══ Given records

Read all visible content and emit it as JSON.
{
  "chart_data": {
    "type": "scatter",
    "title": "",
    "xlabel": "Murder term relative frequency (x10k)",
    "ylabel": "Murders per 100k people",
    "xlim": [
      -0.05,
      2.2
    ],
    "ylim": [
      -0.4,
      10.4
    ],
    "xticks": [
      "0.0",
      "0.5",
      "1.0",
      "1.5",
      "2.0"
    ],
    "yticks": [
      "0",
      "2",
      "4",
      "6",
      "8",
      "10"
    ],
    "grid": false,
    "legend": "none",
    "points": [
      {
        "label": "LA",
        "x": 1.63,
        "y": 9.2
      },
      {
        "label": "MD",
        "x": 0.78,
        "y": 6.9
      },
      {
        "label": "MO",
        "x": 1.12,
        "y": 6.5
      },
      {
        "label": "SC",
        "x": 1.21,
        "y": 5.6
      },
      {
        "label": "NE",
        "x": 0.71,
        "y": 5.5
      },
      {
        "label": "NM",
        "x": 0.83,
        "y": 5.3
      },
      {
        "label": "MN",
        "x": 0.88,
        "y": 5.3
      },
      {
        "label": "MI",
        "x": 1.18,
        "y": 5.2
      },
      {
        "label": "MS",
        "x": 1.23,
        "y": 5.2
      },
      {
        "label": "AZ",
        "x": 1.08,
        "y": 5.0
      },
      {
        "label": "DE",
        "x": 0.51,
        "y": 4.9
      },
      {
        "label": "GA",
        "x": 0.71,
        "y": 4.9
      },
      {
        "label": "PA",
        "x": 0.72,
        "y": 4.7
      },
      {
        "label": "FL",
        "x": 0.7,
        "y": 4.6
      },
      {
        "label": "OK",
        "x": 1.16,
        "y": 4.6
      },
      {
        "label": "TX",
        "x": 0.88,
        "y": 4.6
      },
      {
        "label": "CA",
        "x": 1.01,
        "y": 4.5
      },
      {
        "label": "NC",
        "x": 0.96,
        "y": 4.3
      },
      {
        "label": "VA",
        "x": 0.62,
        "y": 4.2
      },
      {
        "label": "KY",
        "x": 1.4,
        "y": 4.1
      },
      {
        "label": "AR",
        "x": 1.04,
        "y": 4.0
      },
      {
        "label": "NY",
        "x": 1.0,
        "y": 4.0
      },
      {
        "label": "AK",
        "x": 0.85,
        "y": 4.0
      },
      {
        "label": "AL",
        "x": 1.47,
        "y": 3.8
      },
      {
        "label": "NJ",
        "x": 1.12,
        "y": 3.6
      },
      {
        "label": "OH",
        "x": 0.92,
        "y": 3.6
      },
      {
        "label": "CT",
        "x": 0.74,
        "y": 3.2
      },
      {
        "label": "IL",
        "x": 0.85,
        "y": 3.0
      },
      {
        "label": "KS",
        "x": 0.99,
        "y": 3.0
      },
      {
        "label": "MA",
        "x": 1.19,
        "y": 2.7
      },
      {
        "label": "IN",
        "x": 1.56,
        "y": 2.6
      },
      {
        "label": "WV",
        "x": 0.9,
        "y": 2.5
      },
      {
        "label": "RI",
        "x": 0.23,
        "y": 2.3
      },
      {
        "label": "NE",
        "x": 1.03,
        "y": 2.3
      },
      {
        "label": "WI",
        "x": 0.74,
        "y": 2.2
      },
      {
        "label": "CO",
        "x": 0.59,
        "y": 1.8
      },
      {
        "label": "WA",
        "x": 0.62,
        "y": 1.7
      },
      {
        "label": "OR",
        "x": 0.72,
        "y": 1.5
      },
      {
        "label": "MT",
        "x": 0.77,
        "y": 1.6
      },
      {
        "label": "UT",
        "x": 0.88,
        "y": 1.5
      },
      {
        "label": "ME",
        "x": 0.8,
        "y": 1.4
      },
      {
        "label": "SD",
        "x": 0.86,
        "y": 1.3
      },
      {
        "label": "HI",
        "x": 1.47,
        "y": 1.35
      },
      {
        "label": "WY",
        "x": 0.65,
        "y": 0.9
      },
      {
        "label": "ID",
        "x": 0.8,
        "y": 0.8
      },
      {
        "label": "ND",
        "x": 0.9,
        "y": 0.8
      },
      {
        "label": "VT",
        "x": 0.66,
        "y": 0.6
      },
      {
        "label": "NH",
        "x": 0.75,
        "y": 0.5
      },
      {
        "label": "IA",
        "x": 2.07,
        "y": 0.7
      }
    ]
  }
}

════

-- Exercise description --
Retype the entries exactly, including every line.

-- Answer below --
Read all visible content and emit it as JSON.
{
  "chart_data": {
    "type": "scatter",
    "title": "",
    "xlabel": "Murder term relative frequency (x10k)",
    "ylabel": "Murders per 100k people",
    "xlim": [
      -0.05,
      2.2
    ],
    "ylim": [
      -0.4,
      10.4
    ],
    "xticks": [
      "0.0",
      "0.5",
      "1.0",
      "1.5",
      "2.0"
    ],
    "yticks": [
      "0",
      "2",
      "4",
      "6",
      "8",
      "10"
    ],
    "grid": false,
    "legend": "none",
    "points": [
      {
        "label": "LA",
        "x": 1.63,
        "y": 9.2
      },
      {
        "label": "MD",
        "x": 0.78,
        "y": 6.9
      },
      {
        "label": "MO",
        "x": 1.12,
        "y": 6.5
      },
      {
        "label": "SC",
        "x": 1.21,
        "y": 5.6
      },
      {
        "label": "NE",
        "x": 0.71,
        "y": 5.5
      },
      {
        "label": "NM",
        "x": 0.83,
        "y": 5.3
      },
      {
        "label": "MN",
        "x": 0.88,
        "y": 5.3
      },
      {
        "label": "MI",
        "x": 1.18,
        "y": 5.2
      },
      {
        "label": "MS",
        "x": 1.23,
        "y": 5.2
      },
      {
        "label": "AZ",
        "x": 1.08,
        "y": 5.0
      },
      {
        "label": "DE",
        "x": 0.51,
        "y": 4.9
      },
      {
        "label": "GA",
        "x": 0.71,
        "y": 4.9
      },
      {
        "label": "PA",
        "x": 0.72,
        "y": 4.7
      },
      {
        "label": "FL",
        "x": 0.7,
        "y": 4.6
      },
      {
        "label": "OK",
        "x": 1.16,
        "y": 4.6
      },
      {
        "label": "TX",
        "x": 0.88,
        "y": 4.6
      },
      {
        "label": "CA",
        "x": 1.01,
        "y": 4.5
      },
      {
        "label": "NC",
        "x": 0.96,
        "y": 4.3
      },
      {
        "label": "VA",
        "x": 0.62,
        "y": 4.2
      },
      {
        "label": "KY",
        "x": 1.4,
        "y": 4.1
      },
      {
        "label": "AR",
        "x": 1.04,
        "y": 4.0
      },
      {
        "label": "NY",
        "x": 1.0,
        "y": 4.0
      },
      {
        "label": "AK",
        "x": 0.85,
        "y": 4.0
      },
      {
        "label": "AL",
        "x": 1.47,
        "y": 3.8
      },
      {
        "label": "NJ",
        "x": 1.12,
        "y": 3.6
      },
      {
        "label": "OH",
        "x": 0.92,
        "y": 3.6
      },
      {
        "label": "CT",
        "x": 0.74,
        "y": 3.2
      },
      {
        "label": "IL",
        "x": 0.85,
        "y": 3.0
      },
      {
        "label": "KS",
        "x": 0.99,
        "y": 3.0
      },
      {
        "label": "MA",
        "x": 1.19,
        "y": 2.7
      },
      {
        "label": "IN",
        "x": 1.56,
        "y": 2.6
      },
      {
        "label": "WV",
        "x": 0.9,
        "y": 2.5
      },
      {
        "label": "RI",
        "x": 0.23,
        "y": 2.3
      },
      {
        "label": "NE",
        "x": 1.03,
        "y": 2.3
      },
      {
        "label": "WI",
        "x": 0.74,
        "y": 2.2
      },
      {
        "label": "CO",
        "x": 0.59,
        "y": 1.8
      },
      {
        "label": "WA",
        "x": 0.62,
        "y": 1.7
      },
      {
        "label": "OR",
        "x": 0.72,
        "y": 1.5
      },
      {
        "label": "MT",
        "x": 0.77,
        "y": 1.6
      },
      {
        "label": "UT",
        "x": 0.88,
        "y": 1.5
      },
      {
        "label": "ME",
        "x": 0.8,
        "y": 1.4
      },
      {
        "label": "SD",
        "x": 0.86,
        "y": 1.3
      },
      {
        "label": "HI",
        "x": 1.47,
        "y": 1.35
      },
      {
        "label": "WY",
        "x": 0.65,
        "y": 0.9
      },
      {
        "label": "ID",
        "x": 0.8,
        "y": 0.8
      },
      {
        "label": "ND",
        "x": 0.9,
        "y": 0.8
      },
      {
        "label": "VT",
        "x": 0.66,
        "y": 0.6
      },
      {
        "label": "NH",
        "x": 0.75,
        "y": 0.5
      },
      {
        "label": "IA",
        "x": 2.07,
        "y": 0.7
      }
    ]
  }
}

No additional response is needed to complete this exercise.